Collect from the data below each line with "this".

_INFORMATION PROVIDED:_

◆ ◆ ◆

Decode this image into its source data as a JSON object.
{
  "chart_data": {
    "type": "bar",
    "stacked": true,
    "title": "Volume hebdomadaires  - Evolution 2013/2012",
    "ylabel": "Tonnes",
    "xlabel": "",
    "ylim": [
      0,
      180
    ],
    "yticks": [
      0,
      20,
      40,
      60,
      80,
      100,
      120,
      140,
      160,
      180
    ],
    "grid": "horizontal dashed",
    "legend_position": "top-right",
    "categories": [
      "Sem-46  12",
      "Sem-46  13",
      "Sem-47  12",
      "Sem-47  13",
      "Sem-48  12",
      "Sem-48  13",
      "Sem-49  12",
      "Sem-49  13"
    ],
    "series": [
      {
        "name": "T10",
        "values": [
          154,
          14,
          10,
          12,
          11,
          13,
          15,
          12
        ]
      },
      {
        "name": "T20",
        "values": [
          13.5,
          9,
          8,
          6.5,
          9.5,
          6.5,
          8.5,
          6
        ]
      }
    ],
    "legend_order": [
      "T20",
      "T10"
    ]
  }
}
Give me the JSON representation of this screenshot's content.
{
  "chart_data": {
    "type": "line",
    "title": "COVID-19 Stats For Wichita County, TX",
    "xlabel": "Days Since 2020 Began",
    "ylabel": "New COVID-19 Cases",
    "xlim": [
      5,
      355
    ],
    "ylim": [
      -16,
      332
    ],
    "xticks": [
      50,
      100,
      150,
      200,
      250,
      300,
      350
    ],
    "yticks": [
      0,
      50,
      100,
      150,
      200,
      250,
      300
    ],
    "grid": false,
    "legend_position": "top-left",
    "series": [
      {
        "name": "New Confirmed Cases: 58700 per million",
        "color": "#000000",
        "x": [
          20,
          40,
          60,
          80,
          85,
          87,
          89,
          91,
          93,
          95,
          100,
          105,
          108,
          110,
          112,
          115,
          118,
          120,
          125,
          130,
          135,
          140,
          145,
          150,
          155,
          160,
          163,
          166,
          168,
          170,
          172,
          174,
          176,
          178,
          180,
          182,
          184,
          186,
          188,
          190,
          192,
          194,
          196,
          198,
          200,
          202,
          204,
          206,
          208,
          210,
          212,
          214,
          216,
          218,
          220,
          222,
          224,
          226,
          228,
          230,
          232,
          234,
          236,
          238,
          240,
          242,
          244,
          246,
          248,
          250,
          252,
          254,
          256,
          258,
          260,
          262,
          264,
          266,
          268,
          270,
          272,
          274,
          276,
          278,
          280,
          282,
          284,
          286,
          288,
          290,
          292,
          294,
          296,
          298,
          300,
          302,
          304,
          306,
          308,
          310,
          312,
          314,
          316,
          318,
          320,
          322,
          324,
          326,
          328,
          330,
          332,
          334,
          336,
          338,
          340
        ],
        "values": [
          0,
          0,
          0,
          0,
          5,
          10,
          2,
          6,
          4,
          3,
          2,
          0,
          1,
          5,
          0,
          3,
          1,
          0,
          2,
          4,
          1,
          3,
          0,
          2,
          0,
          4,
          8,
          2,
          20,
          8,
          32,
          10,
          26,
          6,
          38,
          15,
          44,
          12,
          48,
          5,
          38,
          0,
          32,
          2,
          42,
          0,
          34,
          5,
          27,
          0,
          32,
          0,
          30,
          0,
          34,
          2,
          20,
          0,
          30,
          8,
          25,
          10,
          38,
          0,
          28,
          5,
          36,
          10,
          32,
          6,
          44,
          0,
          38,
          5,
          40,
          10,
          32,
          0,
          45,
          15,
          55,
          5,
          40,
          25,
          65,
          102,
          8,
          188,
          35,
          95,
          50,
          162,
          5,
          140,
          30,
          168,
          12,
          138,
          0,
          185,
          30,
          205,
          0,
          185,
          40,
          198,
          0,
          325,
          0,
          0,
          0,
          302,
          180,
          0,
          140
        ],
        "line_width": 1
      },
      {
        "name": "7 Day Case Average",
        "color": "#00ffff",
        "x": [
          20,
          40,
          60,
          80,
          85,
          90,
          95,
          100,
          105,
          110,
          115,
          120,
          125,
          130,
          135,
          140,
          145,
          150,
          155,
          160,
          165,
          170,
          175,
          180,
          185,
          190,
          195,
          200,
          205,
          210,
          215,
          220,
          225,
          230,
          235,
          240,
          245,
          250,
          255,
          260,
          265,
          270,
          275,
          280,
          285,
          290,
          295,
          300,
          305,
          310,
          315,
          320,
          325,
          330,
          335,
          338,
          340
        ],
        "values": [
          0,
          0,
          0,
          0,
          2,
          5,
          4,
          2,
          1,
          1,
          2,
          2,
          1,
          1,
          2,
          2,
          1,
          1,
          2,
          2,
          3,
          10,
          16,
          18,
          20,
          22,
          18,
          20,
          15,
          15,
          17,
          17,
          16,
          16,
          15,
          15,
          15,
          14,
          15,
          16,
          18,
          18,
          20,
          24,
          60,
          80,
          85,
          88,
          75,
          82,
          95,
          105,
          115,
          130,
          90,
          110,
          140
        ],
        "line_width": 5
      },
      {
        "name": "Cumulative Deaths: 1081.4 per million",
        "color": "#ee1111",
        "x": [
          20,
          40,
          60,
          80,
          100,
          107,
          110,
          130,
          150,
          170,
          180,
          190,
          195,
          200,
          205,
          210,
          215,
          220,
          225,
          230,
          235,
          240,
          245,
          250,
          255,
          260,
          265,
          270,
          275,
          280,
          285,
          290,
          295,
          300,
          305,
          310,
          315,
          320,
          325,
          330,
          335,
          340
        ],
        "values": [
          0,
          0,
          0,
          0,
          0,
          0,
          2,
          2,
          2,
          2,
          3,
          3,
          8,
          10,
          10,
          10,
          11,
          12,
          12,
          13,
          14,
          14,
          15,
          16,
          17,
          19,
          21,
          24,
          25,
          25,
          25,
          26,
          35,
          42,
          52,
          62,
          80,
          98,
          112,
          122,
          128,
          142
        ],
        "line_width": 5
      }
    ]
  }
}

◆ ◆ ◆

_RESULT:_
Decode this image into its source data as a JSON object.
Give me the JSON representation of this screenshot's content.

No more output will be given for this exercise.